--- begin ---
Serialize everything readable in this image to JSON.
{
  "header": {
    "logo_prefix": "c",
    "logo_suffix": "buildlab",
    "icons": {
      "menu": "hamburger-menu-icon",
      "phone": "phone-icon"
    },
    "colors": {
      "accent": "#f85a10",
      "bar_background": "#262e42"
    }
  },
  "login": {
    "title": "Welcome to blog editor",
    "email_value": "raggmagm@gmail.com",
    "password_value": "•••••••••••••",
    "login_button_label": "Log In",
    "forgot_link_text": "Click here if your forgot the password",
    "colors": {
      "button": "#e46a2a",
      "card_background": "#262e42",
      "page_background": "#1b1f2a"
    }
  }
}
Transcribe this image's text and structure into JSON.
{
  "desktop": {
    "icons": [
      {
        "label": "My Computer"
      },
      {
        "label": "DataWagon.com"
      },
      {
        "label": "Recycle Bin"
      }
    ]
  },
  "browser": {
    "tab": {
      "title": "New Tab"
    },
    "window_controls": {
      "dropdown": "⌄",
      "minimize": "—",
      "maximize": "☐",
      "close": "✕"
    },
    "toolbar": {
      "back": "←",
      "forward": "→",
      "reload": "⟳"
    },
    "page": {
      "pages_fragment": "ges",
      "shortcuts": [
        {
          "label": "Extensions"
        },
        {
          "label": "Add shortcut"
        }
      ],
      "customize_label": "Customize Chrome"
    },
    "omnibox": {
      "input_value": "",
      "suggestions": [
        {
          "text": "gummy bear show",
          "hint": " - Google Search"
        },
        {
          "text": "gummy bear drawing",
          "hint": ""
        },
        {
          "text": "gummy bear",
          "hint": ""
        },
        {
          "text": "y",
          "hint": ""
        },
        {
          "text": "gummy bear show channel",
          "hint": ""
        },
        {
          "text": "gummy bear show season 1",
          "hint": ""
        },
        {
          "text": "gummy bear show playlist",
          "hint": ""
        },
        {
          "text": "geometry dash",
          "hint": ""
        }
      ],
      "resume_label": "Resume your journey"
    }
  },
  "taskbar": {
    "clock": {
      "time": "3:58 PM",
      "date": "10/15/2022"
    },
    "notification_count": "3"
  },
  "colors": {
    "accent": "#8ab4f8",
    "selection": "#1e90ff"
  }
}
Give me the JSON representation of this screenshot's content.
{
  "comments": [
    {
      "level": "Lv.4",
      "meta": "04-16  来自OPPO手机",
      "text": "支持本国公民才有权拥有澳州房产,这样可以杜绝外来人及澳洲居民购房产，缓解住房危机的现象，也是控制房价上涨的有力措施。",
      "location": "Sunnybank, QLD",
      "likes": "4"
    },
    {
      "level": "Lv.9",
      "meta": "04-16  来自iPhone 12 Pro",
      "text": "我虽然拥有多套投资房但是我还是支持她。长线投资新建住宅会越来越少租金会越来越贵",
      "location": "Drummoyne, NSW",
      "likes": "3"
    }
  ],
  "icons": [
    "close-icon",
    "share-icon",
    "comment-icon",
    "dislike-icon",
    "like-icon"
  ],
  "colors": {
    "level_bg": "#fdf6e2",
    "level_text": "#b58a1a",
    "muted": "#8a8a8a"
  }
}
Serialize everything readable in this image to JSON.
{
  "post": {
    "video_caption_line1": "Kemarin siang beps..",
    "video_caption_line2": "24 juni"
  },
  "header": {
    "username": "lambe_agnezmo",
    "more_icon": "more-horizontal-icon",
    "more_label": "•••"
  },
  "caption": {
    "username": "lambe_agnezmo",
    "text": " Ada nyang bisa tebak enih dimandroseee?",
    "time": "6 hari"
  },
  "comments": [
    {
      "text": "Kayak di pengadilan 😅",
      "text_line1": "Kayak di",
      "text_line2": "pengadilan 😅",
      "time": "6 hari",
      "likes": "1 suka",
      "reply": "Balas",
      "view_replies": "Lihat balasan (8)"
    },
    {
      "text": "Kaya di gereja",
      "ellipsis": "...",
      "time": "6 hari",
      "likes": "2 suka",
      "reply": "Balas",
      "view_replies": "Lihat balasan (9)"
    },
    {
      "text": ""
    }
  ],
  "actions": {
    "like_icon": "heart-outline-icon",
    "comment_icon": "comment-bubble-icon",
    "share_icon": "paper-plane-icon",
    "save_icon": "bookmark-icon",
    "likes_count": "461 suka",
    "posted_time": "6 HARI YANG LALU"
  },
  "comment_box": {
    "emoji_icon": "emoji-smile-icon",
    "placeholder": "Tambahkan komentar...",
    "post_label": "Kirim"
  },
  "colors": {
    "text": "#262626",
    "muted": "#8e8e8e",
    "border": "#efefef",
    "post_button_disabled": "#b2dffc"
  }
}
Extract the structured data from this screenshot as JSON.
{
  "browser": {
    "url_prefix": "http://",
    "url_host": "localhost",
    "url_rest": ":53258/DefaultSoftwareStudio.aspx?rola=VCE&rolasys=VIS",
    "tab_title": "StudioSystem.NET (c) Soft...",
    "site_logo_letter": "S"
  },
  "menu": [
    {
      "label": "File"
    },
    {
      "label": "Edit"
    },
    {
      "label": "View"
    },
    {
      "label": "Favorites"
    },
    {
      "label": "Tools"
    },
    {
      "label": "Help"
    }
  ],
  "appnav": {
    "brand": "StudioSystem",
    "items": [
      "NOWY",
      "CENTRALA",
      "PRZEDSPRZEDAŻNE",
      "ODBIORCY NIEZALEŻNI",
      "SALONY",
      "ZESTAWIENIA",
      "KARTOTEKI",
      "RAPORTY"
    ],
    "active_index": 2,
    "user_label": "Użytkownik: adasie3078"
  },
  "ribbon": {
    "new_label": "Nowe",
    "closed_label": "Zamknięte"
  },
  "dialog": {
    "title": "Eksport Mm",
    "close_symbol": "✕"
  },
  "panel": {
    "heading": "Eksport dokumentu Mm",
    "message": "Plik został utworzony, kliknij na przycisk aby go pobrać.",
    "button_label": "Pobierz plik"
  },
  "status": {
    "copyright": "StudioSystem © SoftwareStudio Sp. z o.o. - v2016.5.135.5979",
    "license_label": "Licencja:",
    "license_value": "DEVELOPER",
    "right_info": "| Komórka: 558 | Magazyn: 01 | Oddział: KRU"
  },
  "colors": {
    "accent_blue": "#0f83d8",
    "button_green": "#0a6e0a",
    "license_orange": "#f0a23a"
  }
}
--- end ---
> WHAT YOU NEED TO DO
All of the data must be returned exactly.

> EXERCISE RESULT
Serialize everything readable in this image to JSON.
{
  "header": {
    "logo_prefix": "c",
    "logo_suffix": "buildlab",
    "icons": {
      "menu": "hamburger-menu-icon",
      "phone": "phone-icon"
    },
    "colors": {
      "accent": "#f85a10",
      "bar_background": "#262e42"
    }
  },
  "login": {
    "title": "Welcome to blog editor",
    "email_value": "raggmagm@gmail.com",
    "password_value": "•••••••••••••",
    "login_button_label": "Log In",
    "forgot_link_text": "Click here if your forgot the password",
    "colors": {
      "button": "#e46a2a",
      "card_background": "#262e42",
      "page_background": "#1b1f2a"
    }
  }
}
Transcribe this image's text and structure into JSON.
{
  "desktop": {
    "icons": [
      {
        "label": "My Computer"
      },
      {
        "label": "DataWagon.com"
      },
      {
        "label": "Recycle Bin"
      }
    ]
  },
  "browser": {
    "tab": {
      "title": "New Tab"
    },
    "window_controls": {
      "dropdown": "⌄",
      "minimize": "—",
      "maximize": "☐",
      "close": "✕"
    },
    "toolbar": {
      "back": "←",
      "forward": "→",
      "reload": "⟳"
    },
    "page": {
      "pages_fragment": "ges",
      "shortcuts": [
        {
          "label": "Extensions"
        },
        {
          "label": "Add shortcut"
        }
      ],
      "customize_label": "Customize Chrome"
    },
    "omnibox": {
      "input_value": "",
      "suggestions": [
        {
          "text": "gummy bear show",
          "hint": " - Google Search"
        },
        {
          "text": "gummy bear drawing",
          "hint": ""
        },
        {
          "text": "gummy bear",
          "hint": ""
        },
        {
          "text": "y",
          "hint": ""
        },
        {
          "text": "gummy bear show channel",
          "hint": ""
        },
        {
          "text": "gummy bear show season 1",
          "hint": ""
        },
        {
          "text": "gummy bear show playlist",
          "hint": ""
        },
        {
          "text": "geometry dash",
          "hint": ""
        }
      ],
      "resume_label": "Resume your journey"
    }
  },
  "taskbar": {
    "clock": {
      "time": "3:58 PM",
      "date": "10/15/2022"
    },
    "notification_count": "3"
  },
  "colors": {
    "accent": "#8ab4f8",
    "selection": "#1e90ff"
  }
}
Give me the JSON representation of this screenshot's content.
{
  "comments": [
    {
      "level": "Lv.4",
      "meta": "04-16  来自OPPO手机",
      "text": "支持本国公民才有权拥有澳州房产,这样可以杜绝外来人及澳洲居民购房产，缓解住房危机的现象，也是控制房价上涨的有力措施。",
      "location": "Sunnybank, QLD",
      "likes": "4"
    },
    {
      "level": "Lv.9",
      "meta": "04-16  来自iPhone 12 Pro",
      "text": "我虽然拥有多套投资房但是我还是支持她。长线投资新建住宅会越来越少租金会越来越贵",
      "location": "Drummoyne, NSW",
      "likes": "3"
    }
  ],
  "icons": [
    "close-icon",
    "share-icon",
    "comment-icon",
    "dislike-icon",
    "like-icon"
  ],
  "colors": {
    "level_bg": "#fdf6e2",
    "level_text": "#b58a1a",
    "muted": "#8a8a8a"
  }
}
Serialize everything readable in this image to JSON.
{
  "post": {
    "video_caption_line1": "Kemarin siang beps..",
    "video_caption_line2": "24 juni"
  },
  "header": {
    "username": "lambe_agnezmo",
    "more_icon": "more-horizontal-icon",
    "more_label": "•••"
  },
  "caption": {
    "username": "lambe_agnezmo",
    "text": " Ada nyang bisa tebak enih dimandroseee?",
    "time": "6 hari"
  },
  "comments": [
    {
      "text": "Kayak di pengadilan 😅",
      "text_line1": "Kayak di",
      "text_line2": "pengadilan 😅",
      "time": "6 hari",
      "likes": "1 suka",
      "reply": "Balas",
      "view_replies": "Lihat balasan (8)"
    },
    {
      "text": "Kaya di gereja",
      "ellipsis": "...",
      "time": "6 hari",
      "likes": "2 suka",
      "reply": "Balas",
      "view_replies": "Lihat balasan (9)"
    },
    {
      "text": ""
    }
  ],
  "actions": {
    "like_icon": "heart-outline-icon",
    "comment_icon": "comment-bubble-icon",
    "share_icon": "paper-plane-icon",
    "save_icon": "bookmark-icon",
    "likes_count": "461 suka",
    "posted_time": "6 HARI YANG LALU"
  },
  "comment_box": {
    "emoji_icon": "emoji-smile-icon",
    "placeholder": "Tambahkan komentar...",
    "post_label": "Kirim"
  },
  "colors": {
    "text": "#262626",
    "muted": "#8e8e8e",
    "border": "#efefef",
    "post_button_disabled": "#b2dffc"
  }
}
Extract the structured data from this screenshot as JSON.
{
  "browser": {
    "url_prefix": "http://",
    "url_host": "localhost",
    "url_rest": ":53258/DefaultSoftwareStudio.aspx?rola=VCE&rolasys=VIS",
    "tab_title": "StudioSystem.NET (c) Soft...",
    "site_logo_letter": "S"
  },
  "menu": [
    {
      "label": "File"
    },
    {
      "label": "Edit"
    },
    {
      "label": "View"
    },
    {
      "label": "Favorites"
    },
    {
      "label": "Tools"
    },
    {
      "label": "Help"
    }
  ],
  "appnav": {
    "brand": "StudioSystem",
    "items": [
      "NOWY",
      "CENTRALA",
      "PRZEDSPRZEDAŻNE",
      "ODBIORCY NIEZALEŻNI",
      "SALONY",
      "ZESTAWIENIA",
      "KARTOTEKI",
      "RAPORTY"
    ],
    "active_index": 2,
    "user_label": "Użytkownik: adasie3078"
  },
  "ribbon": {
    "new_label": "Nowe",
    "closed_label": "Zamknięte"
  },
  "dialog": {
    "title": "Eksport Mm",
    "close_symbol": "✕"
  },
  "panel": {
    "heading": "Eksport dokumentu Mm",
    "message": "Plik został utworzony, kliknij na przycisk aby go pobrać.",
    "button_label": "Pobierz plik"
  },
  "status": {
    "copyright": "StudioSystem © SoftwareStudio Sp. z o.o. - v2016.5.135.5979",
    "license_label": "Licencja:",
    "license_value": "DEVELOPER",
    "right_info": "| Komórka: 558 | Magazyn: 01 | Oddział: KRU"
  },
  "colors": {
    "accent_blue": "#0f83d8",
    "button_green": "#0a6e0a",
    "license_orange": "#f0a23a"
  }
}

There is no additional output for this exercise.